━━ Records ━━
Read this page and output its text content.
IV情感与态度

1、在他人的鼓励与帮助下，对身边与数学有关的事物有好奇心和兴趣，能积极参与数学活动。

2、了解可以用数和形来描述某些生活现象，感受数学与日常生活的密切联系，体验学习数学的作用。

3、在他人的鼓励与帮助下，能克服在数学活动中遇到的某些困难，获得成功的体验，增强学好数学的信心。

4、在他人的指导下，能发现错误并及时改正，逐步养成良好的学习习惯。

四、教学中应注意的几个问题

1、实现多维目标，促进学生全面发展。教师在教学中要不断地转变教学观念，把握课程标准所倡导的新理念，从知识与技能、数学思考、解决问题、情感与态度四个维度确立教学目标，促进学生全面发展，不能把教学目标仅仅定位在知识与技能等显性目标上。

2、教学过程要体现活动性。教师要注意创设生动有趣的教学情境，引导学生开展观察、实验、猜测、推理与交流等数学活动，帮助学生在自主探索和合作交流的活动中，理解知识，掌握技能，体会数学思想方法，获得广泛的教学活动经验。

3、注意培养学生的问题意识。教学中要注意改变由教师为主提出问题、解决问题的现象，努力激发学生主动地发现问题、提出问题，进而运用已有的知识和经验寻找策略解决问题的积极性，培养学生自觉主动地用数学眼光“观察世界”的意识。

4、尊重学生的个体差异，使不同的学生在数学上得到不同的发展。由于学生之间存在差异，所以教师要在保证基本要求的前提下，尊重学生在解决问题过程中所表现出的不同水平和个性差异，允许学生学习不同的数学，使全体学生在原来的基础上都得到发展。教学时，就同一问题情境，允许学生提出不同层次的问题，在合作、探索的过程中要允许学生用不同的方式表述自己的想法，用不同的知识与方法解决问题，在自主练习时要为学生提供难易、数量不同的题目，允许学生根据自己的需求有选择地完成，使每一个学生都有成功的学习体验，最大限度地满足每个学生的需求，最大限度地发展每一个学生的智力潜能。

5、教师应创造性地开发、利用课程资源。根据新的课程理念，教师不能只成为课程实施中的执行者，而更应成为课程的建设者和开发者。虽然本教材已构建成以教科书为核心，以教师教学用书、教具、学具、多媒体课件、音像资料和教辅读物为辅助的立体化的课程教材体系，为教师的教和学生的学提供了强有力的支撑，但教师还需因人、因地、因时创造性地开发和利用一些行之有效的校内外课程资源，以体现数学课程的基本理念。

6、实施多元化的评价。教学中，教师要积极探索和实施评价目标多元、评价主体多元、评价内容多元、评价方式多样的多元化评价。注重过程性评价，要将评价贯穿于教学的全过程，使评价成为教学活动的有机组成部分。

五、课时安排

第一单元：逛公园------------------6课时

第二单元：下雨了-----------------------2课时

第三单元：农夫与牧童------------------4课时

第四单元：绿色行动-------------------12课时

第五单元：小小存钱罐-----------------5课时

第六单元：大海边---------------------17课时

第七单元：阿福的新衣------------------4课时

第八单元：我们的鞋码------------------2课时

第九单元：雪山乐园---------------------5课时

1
━━━
Written instruction: Repeat the data in its entirety, character for character.

Output of the task:
Read this page and output its text content.
IV情感与态度

1、在他人的鼓励与帮助下，对身边与数学有关的事物有好奇心和兴趣，能积极参与数学活动。

2、了解可以用数和形来描述某些生活现象，感受数学与日常生活的密切联系，体验学习数学的作用。

3、在他人的鼓励与帮助下，能克服在数学活动中遇到的某些困难，获得成功的体验，增强学好数学的信心。

4、在他人的指导下，能发现错误并及时改正，逐步养成良好的学习习惯。

四、教学中应注意的几个问题

1、实现多维目标，促进学生全面发展。教师在教学中要不断地转变教学观念，把握课程标准所倡导的新理念，从知识与技能、数学思考、解决问题、情感与态度四个维度确立教学目标，促进学生全面发展，不能把教学目标仅仅定位在知识与技能等显性目标上。

2、教学过程要体现活动性。教师要注意创设生动有趣的教学情境，引导学生开展观察、实验、猜测、推理与交流等数学活动，帮助学生在自主探索和合作交流的活动中，理解知识，掌握技能，体会数学思想方法，获得广泛的教学活动经验。

3、注意培养学生的问题意识。教学中要注意改变由教师为主提出问题、解决问题的现象，努力激发学生主动地发现问题、提出问题，进而运用已有的知识和经验寻找策略解决问题的积极性，培养学生自觉主动地用数学眼光“观察世界”的意识。

4、尊重学生的个体差异，使不同的学生在数学上得到不同的发展。由于学生之间存在差异，所以教师要在保证基本要求的前提下，尊重学生在解决问题过程中所表现出的不同水平和个性差异，允许学生学习不同的数学，使全体学生在原来的基础上都得到发展。教学时，就同一问题情境，允许学生提出不同层次的问题，在合作、探索的过程中要允许学生用不同的方式表述自己的想法，用不同的知识与方法解决问题，在自主练习时要为学生提供难易、数量不同的题目，允许学生根据自己的需求有选择地完成，使每一个学生都有成功的学习体验，最大限度地满足每个学生的需求，最大限度地发展每一个学生的智力潜能。

5、教师应创造性地开发、利用课程资源。根据新的课程理念，教师不能只成为课程实施中的执行者，而更应成为课程的建设者和开发者。虽然本教材已构建成以教科书为核心，以教师教学用书、教具、学具、多媒体课件、音像资料和教辅读物为辅助的立体化的课程教材体系，为教师的教和学生的学提供了强有力的支撑，但教师还需因人、因地、因时创造性地开发和利用一些行之有效的校内外课程资源，以体现数学课程的基本理念。

6、实施多元化的评价。教学中，教师要积极探索和实施评价目标多元、评价主体多元、评价内容多元、评价方式多样的多元化评价。注重过程性评价，要将评价贯穿于教学的全过程，使评价成为教学活动的有机组成部分。

五、课时安排

第一单元：逛公园------------------6课时

第二单元：下雨了-----------------------2课时

第三单元：农夫与牧童------------------4课时

第四单元：绿色行动-------------------12课时

第五单元：小小存钱罐-----------------5课时

第六单元：大海边---------------------17课时

第七单元：阿福的新衣------------------4课时

第八单元：我们的鞋码------------------2课时

第九单元：雪山乐园---------------------5课时

1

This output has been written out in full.